# Start of Task data

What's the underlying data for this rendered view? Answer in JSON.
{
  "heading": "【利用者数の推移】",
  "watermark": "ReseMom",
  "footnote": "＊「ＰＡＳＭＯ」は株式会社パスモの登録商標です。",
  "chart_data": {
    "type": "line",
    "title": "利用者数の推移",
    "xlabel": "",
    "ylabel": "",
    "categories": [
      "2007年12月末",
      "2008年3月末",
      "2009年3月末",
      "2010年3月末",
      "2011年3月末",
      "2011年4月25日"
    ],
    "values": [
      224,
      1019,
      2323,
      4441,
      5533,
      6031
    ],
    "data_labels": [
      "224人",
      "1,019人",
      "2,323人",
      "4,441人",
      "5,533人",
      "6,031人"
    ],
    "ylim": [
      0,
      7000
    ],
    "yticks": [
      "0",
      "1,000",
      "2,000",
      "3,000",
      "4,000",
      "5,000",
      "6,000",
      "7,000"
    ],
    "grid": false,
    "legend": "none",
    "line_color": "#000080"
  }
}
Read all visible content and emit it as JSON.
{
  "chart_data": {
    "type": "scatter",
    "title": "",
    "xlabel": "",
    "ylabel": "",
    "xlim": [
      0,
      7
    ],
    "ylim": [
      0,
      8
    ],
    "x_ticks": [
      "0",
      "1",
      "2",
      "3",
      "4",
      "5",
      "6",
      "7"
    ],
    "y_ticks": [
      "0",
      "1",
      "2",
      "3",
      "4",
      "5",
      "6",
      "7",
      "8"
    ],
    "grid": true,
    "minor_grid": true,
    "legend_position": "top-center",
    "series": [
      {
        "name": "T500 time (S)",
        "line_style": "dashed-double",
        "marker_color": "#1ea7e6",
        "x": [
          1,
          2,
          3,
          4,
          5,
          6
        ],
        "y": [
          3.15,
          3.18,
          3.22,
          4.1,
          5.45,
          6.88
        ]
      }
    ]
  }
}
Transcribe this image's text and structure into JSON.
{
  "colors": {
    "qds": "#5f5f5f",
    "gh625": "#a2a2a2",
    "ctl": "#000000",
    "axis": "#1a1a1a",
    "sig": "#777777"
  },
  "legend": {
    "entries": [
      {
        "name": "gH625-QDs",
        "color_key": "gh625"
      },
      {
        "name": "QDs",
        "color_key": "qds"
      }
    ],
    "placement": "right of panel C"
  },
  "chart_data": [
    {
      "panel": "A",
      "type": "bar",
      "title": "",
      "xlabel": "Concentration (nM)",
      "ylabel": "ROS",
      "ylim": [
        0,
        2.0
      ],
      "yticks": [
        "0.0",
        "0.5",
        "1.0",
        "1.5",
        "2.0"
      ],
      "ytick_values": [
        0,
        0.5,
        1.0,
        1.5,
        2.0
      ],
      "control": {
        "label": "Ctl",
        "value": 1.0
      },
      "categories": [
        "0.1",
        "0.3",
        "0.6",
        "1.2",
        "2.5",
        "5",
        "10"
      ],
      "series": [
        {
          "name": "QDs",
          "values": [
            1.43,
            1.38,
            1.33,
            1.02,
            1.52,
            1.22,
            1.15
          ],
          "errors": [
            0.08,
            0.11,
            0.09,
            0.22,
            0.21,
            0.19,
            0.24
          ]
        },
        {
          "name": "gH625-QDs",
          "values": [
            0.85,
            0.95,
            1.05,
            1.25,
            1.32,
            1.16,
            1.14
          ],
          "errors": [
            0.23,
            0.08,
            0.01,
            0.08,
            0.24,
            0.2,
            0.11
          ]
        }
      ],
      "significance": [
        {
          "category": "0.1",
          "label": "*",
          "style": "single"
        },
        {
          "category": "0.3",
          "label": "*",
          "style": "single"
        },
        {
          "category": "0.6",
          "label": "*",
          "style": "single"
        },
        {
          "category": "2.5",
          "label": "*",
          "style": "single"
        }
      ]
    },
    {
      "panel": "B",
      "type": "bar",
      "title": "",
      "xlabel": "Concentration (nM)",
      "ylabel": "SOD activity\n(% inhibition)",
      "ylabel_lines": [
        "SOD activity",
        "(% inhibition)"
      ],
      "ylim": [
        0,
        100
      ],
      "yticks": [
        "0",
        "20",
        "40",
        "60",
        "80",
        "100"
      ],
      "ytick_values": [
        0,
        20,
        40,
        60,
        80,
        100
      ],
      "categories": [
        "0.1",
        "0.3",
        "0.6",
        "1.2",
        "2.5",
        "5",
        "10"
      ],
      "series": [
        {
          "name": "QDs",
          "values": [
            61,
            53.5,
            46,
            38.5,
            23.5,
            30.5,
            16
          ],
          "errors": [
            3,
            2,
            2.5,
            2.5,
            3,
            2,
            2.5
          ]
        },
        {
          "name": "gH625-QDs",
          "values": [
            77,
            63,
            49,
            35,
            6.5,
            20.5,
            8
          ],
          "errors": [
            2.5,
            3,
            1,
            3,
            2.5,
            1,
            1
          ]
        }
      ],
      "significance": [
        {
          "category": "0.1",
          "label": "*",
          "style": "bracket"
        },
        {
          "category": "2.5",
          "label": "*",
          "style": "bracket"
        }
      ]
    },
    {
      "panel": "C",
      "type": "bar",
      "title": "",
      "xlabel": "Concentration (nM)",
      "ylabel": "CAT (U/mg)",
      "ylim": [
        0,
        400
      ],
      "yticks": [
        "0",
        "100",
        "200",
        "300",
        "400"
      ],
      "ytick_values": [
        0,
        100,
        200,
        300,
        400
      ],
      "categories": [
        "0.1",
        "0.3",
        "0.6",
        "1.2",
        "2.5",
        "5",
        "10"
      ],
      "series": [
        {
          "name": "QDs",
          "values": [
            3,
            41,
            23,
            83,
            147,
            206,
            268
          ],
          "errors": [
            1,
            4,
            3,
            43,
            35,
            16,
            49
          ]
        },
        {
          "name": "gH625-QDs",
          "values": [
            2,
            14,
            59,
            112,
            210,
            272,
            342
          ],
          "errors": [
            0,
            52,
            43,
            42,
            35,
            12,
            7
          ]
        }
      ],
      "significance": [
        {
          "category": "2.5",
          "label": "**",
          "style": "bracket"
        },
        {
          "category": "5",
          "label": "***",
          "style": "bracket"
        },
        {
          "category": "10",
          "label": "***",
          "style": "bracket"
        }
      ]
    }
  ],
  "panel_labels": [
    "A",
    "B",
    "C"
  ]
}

# End of Task data

Problem: Write every line of the material above again, exactly.

Exercise result:
What's the underlying data for this rendered view? Answer in JSON.
{
  "heading": "【利用者数の推移】",
  "watermark": "ReseMom",
  "footnote": "＊「ＰＡＳＭＯ」は株式会社パスモの登録商標です。",
  "chart_data": {
    "type": "line",
    "title": "利用者数の推移",
    "xlabel": "",
    "ylabel": "",
    "categories": [
      "2007年12月末",
      "2008年3月末",
      "2009年3月末",
      "2010年3月末",
      "2011年3月末",
      "2011年4月25日"
    ],
    "values": [
      224,
      1019,
      2323,
      4441,
      5533,
      6031
    ],
    "data_labels": [
      "224人",
      "1,019人",
      "2,323人",
      "4,441人",
      "5,533人",
      "6,031人"
    ],
    "ylim": [
      0,
      7000
    ],
    "yticks": [
      "0",
      "1,000",
      "2,000",
      "3,000",
      "4,000",
      "5,000",
      "6,000",
      "7,000"
    ],
    "grid": false,
    "legend": "none",
    "line_color": "#000080"
  }
}
Read all visible content and emit it as JSON.
{
  "chart_data": {
    "type": "scatter",
    "title": "",
    "xlabel": "",
    "ylabel": "",
    "xlim": [
      0,
      7
    ],
    "ylim": [
      0,
      8
    ],
    "x_ticks": [
      "0",
      "1",
      "2",
      "3",
      "4",
      "5",
      "6",
      "7"
    ],
    "y_ticks": [
      "0",
      "1",
      "2",
      "3",
      "4",
      "5",
      "6",
      "7",
      "8"
    ],
    "grid": true,
    "minor_grid": true,
    "legend_position": "top-center",
    "series": [
      {
        "name": "T500 time (S)",
        "line_style": "dashed-double",
        "marker_color": "#1ea7e6",
        "x": [
          1,
          2,
          3,
          4,
          5,
          6
        ],
        "y": [
          3.15,
          3.18,
          3.22,
          4.1,
          5.45,
          6.88
        ]
      }
    ]
  }
}
Transcribe this image's text and structure into JSON.
{
  "colors": {
    "qds": "#5f5f5f",
    "gh625": "#a2a2a2",
    "ctl": "#000000",
    "axis": "#1a1a1a",
    "sig": "#777777"
  },
  "legend": {
    "entries": [
      {
        "name": "gH625-QDs",
        "color_key": "gh625"
      },
      {
        "name": "QDs",
        "color_key": "qds"
      }
    ],
    "placement": "right of panel C"
  },
  "chart_data": [
    {
      "panel": "A",
      "type": "bar",
      "title": "",
      "xlabel": "Concentration (nM)",
      "ylabel": "ROS",
      "ylim": [
        0,
        2.0
      ],
      "yticks": [
        "0.0",
        "0.5",
        "1.0",
        "1.5",
        "2.0"
      ],
      "ytick_values": [
        0,
        0.5,
        1.0,
        1.5,
        2.0
      ],
      "control": {
        "label": "Ctl",
        "value": 1.0
      },
      "categories": [
        "0.1",
        "0.3",
        "0.6",
        "1.2",
        "2.5",
        "5",
        "10"
      ],
      "series": [
        {
          "name": "QDs",
          "values": [
            1.43,
            1.38,
            1.33,
            1.02,
            1.52,
            1.22,
            1.15
          ],
          "errors": [
            0.08,
            0.11,
            0.09,
            0.22,
            0.21,
            0.19,
            0.24
          ]
        },
        {
          "name": "gH625-QDs",
          "values": [
            0.85,
            0.95,
            1.05,
            1.25,
            1.32,
            1.16,
            1.14
          ],
          "errors": [
            0.23,
            0.08,
            0.01,
            0.08,
            0.24,
            0.2,
            0.11
          ]
        }
      ],
      "significance": [
        {
          "category": "0.1",
          "label": "*",
          "style": "single"
        },
        {
          "category": "0.3",
          "label": "*",
          "style": "single"
        },
        {
          "category": "0.6",
          "label": "*",
          "style": "single"
        },
        {
          "category": "2.5",
          "label": "*",
          "style": "single"
        }
      ]
    },
    {
      "panel": "B",
      "type": "bar",
      "title": "",
      "xlabel": "Concentration (nM)",
      "ylabel": "SOD activity\n(% inhibition)",
      "ylabel_lines": [
        "SOD activity",
        "(% inhibition)"
      ],
      "ylim": [
        0,
        100
      ],
      "yticks": [
        "0",
        "20",
        "40",
        "60",
        "80",
        "100"
      ],
      "ytick_values": [
        0,
        20,
        40,
        60,
        80,
        100
      ],
      "categories": [
        "0.1",
        "0.3",
        "0.6",
        "1.2",
        "2.5",
        "5",
        "10"
      ],
      "series": [
        {
          "name": "QDs",
          "values": [
            61,
            53.5,
            46,
            38.5,
            23.5,
            30.5,
            16
          ],
          "errors": [
            3,
            2,
            2.5,
            2.5,
            3,
            2,
            2.5
          ]
        },
        {
          "name": "gH625-QDs",
          "values": [
            77,
            63,
            49,
            35,
            6.5,
            20.5,
            8
          ],
          "errors": [
            2.5,
            3,
            1,
            3,
            2.5,
            1,
            1
          ]
        }
      ],
      "significance": [
        {
          "category": "0.1",
          "label": "*",
          "style": "bracket"
        },
        {
          "category": "2.5",
          "label": "*",
          "style": "bracket"
        }
      ]
    },
    {
      "panel": "C",
      "type": "bar",
      "title": "",
      "xlabel": "Concentration (nM)",
      "ylabel": "CAT (U/mg)",
      "ylim": [
        0,
        400
      ],
      "yticks": [
        "0",
        "100",
        "200",
        "300",
        "400"
      ],
      "ytick_values": [
        0,
        100,
        200,
        300,
        400
      ],
      "categories": [
        "0.1",
        "0.3",
        "0.6",
        "1.2",
        "2.5",
        "5",
        "10"
      ],
      "series": [
        {
          "name": "QDs",
          "values": [
            3,
            41,
            23,
            83,
            147,
            206,
            268
          ],
          "errors": [
            1,
            4,
            3,
            43,
            35,
            16,
            49
          ]
        },
        {
          "name": "gH625-QDs",
          "values": [
            2,
            14,
            59,
            112,
            210,
            272,
            342
          ],
          "errors": [
            0,
            52,
            43,
            42,
            35,
            12,
            7
          ]
        }
      ],
      "significance": [
        {
          "category": "2.5",
          "label": "**",
          "style": "bracket"
        },
        {
          "category": "5",
          "label": "***",
          "style": "bracket"
        },
        {
          "category": "10",
          "label": "***",
          "style": "bracket"
        }
      ]
    }
  ],
  "panel_labels": [
    "A",
    "B",
    "C"
  ]
}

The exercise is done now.